==== DATASET RECORDS ====

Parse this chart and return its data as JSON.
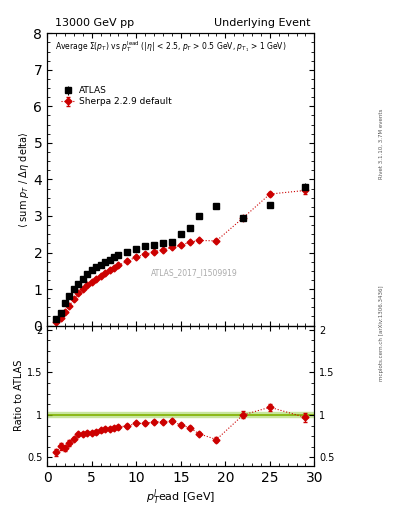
{
  "title_left": "13000 GeV pp",
  "title_right": "Underlying Event",
  "annotation": "ATLAS_2017_I1509919",
  "right_label_top": "Rivet 3.1.10, 3.7M events",
  "right_label_bot": "mcplots.cern.ch [arXiv:1306.3436]",
  "main_ylabel": "⟨ sum p_T / Δη delta⟩",
  "ratio_ylabel": "Ratio to ATLAS",
  "xlabel": "p_T^lead [GeV]",
  "inset_text": "Average Σ(p_T) vs p_T^lead (|h| < 2.5, p_T > 0.5 GeV, p_{T_1} > 1 GeV)",
  "ylim_main": [
    0,
    8
  ],
  "ylim_ratio": [
    0.4,
    2.05
  ],
  "xlim": [
    0,
    30
  ],
  "atlas_x": [
    1.0,
    1.5,
    2.0,
    2.5,
    3.0,
    3.5,
    4.0,
    4.5,
    5.0,
    5.5,
    6.0,
    6.5,
    7.0,
    7.5,
    8.0,
    9.0,
    10.0,
    11.0,
    12.0,
    13.0,
    14.0,
    15.0,
    16.0,
    17.0,
    19.0,
    22.0,
    25.0,
    29.0
  ],
  "atlas_y": [
    0.18,
    0.35,
    0.62,
    0.82,
    1.0,
    1.15,
    1.28,
    1.4,
    1.52,
    1.6,
    1.67,
    1.73,
    1.8,
    1.87,
    1.93,
    2.02,
    2.1,
    2.17,
    2.2,
    2.25,
    2.3,
    2.5,
    2.68,
    3.0,
    3.28,
    2.95,
    3.3,
    3.8
  ],
  "atlas_yerr": [
    0.02,
    0.02,
    0.02,
    0.02,
    0.02,
    0.02,
    0.02,
    0.02,
    0.02,
    0.02,
    0.02,
    0.02,
    0.02,
    0.02,
    0.02,
    0.03,
    0.03,
    0.03,
    0.03,
    0.03,
    0.03,
    0.04,
    0.04,
    0.05,
    0.06,
    0.06,
    0.07,
    0.1
  ],
  "sherpa_x": [
    1.0,
    1.5,
    2.0,
    2.5,
    3.0,
    3.5,
    4.0,
    4.5,
    5.0,
    5.5,
    6.0,
    6.5,
    7.0,
    7.5,
    8.0,
    9.0,
    10.0,
    11.0,
    12.0,
    13.0,
    14.0,
    15.0,
    16.0,
    17.0,
    19.0,
    22.0,
    25.0,
    29.0
  ],
  "sherpa_y": [
    0.1,
    0.22,
    0.38,
    0.55,
    0.72,
    0.88,
    1.0,
    1.1,
    1.2,
    1.28,
    1.37,
    1.45,
    1.52,
    1.58,
    1.65,
    1.76,
    1.88,
    1.95,
    2.02,
    2.08,
    2.14,
    2.2,
    2.28,
    2.33,
    2.32,
    2.95,
    3.6,
    3.7
  ],
  "sherpa_yerr": [
    0.01,
    0.01,
    0.01,
    0.01,
    0.01,
    0.01,
    0.01,
    0.01,
    0.01,
    0.01,
    0.01,
    0.01,
    0.01,
    0.01,
    0.01,
    0.01,
    0.02,
    0.02,
    0.02,
    0.02,
    0.02,
    0.02,
    0.03,
    0.03,
    0.04,
    0.05,
    0.06,
    0.1
  ],
  "ratio_y": [
    0.56,
    0.63,
    0.61,
    0.67,
    0.72,
    0.77,
    0.78,
    0.79,
    0.79,
    0.8,
    0.82,
    0.84,
    0.84,
    0.85,
    0.86,
    0.87,
    0.9,
    0.9,
    0.92,
    0.92,
    0.93,
    0.88,
    0.85,
    0.78,
    0.71,
    1.0,
    1.09,
    0.97
  ],
  "ratio_yerr": [
    0.04,
    0.04,
    0.03,
    0.03,
    0.02,
    0.02,
    0.02,
    0.02,
    0.02,
    0.02,
    0.02,
    0.02,
    0.02,
    0.02,
    0.02,
    0.02,
    0.02,
    0.02,
    0.02,
    0.02,
    0.02,
    0.02,
    0.02,
    0.02,
    0.03,
    0.04,
    0.04,
    0.05
  ],
  "atlas_band_color": "#c8e6a0",
  "atlas_line_color": "#80b000",
  "sherpa_color": "#cc0000",
  "atlas_data_color": "#000000",
  "bg_color": "#ffffff"
}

====

### WHAT IS ASKED
What comes back should match the records exactly, minus any pictures.

### FINISHED ANSWER
Parse this chart and return its data as JSON.
{
  "title_left": "13000 GeV pp",
  "title_right": "Underlying Event",
  "annotation": "ATLAS_2017_I1509919",
  "right_label_top": "Rivet 3.1.10, 3.7M events",
  "right_label_bot": "mcplots.cern.ch [arXiv:1306.3436]",
  "main_ylabel": "⟨ sum p_T / Δη delta⟩",
  "ratio_ylabel": "Ratio to ATLAS",
  "xlabel": "p_T^lead [GeV]",
  "inset_text": "Average Σ(p_T) vs p_T^lead (|h| < 2.5, p_T > 0.5 GeV, p_{T_1} > 1 GeV)",
  "ylim_main": [
    0,
    8
  ],
  "ylim_ratio": [
    0.4,
    2.05
  ],
  "xlim": [
    0,
    30
  ],
  "atlas_x": [
    1.0,
    1.5,
    2.0,
    2.5,
    3.0,
    3.5,
    4.0,
    4.5,
    5.0,
    5.5,
    6.0,
    6.5,
    7.0,
    7.5,
    8.0,
    9.0,
    10.0,
    11.0,
    12.0,
    13.0,
    14.0,
    15.0,
    16.0,
    17.0,
    19.0,
    22.0,
    25.0,
    29.0
  ],
  "atlas_y": [
    0.18,
    0.35,
    0.62,
    0.82,
    1.0,
    1.15,
    1.28,
    1.4,
    1.52,
    1.6,
    1.67,
    1.73,
    1.8,
    1.87,
    1.93,
    2.02,
    2.1,
    2.17,
    2.2,
    2.25,
    2.3,
    2.5,
    2.68,
    3.0,
    3.28,
    2.95,
    3.3,
    3.8
  ],
  "atlas_yerr": [
    0.02,
    0.02,
    0.02,
    0.02,
    0.02,
    0.02,
    0.02,
    0.02,
    0.02,
    0.02,
    0.02,
    0.02,
    0.02,
    0.02,
    0.02,
    0.03,
    0.03,
    0.03,
    0.03,
    0.03,
    0.03,
    0.04,
    0.04,
    0.05,
    0.06,
    0.06,
    0.07,
    0.1
  ],
  "sherpa_x": [
    1.0,
    1.5,
    2.0,
    2.5,
    3.0,
    3.5,
    4.0,
    4.5,
    5.0,
    5.5,
    6.0,
    6.5,
    7.0,
    7.5,
    8.0,
    9.0,
    10.0,
    11.0,
    12.0,
    13.0,
    14.0,
    15.0,
    16.0,
    17.0,
    19.0,
    22.0,
    25.0,
    29.0
  ],
  "sherpa_y": [
    0.1,
    0.22,
    0.38,
    0.55,
    0.72,
    0.88,
    1.0,
    1.1,
    1.2,
    1.28,
    1.37,
    1.45,
    1.52,
    1.58,
    1.65,
    1.76,
    1.88,
    1.95,
    2.02,
    2.08,
    2.14,
    2.2,
    2.28,
    2.33,
    2.32,
    2.95,
    3.6,
    3.7
  ],
  "sherpa_yerr": [
    0.01,
    0.01,
    0.01,
    0.01,
    0.01,
    0.01,
    0.01,
    0.01,
    0.01,
    0.01,
    0.01,
    0.01,
    0.01,
    0.01,
    0.01,
    0.01,
    0.02,
    0.02,
    0.02,
    0.02,
    0.02,
    0.02,
    0.03,
    0.03,
    0.04,
    0.05,
    0.06,
    0.1
  ],
  "ratio_y": [
    0.56,
    0.63,
    0.61,
    0.67,
    0.72,
    0.77,
    0.78,
    0.79,
    0.79,
    0.8,
    0.82,
    0.84,
    0.84,
    0.85,
    0.86,
    0.87,
    0.9,
    0.9,
    0.92,
    0.92,
    0.93,
    0.88,
    0.85,
    0.78,
    0.71,
    1.0,
    1.09,
    0.97
  ],
  "ratio_yerr": [
    0.04,
    0.04,
    0.03,
    0.03,
    0.02,
    0.02,
    0.02,
    0.02,
    0.02,
    0.02,
    0.02,
    0.02,
    0.02,
    0.02,
    0.02,
    0.02,
    0.02,
    0.02,
    0.02,
    0.02,
    0.02,
    0.02,
    0.02,
    0.02,
    0.03,
    0.04,
    0.04,
    0.05
  ],
  "atlas_band_color": "#c8e6a0",
  "atlas_line_color": "#80b000",
  "sherpa_color": "#cc0000",
  "atlas_data_color": "#000000",
  "bg_color": "#ffffff"
}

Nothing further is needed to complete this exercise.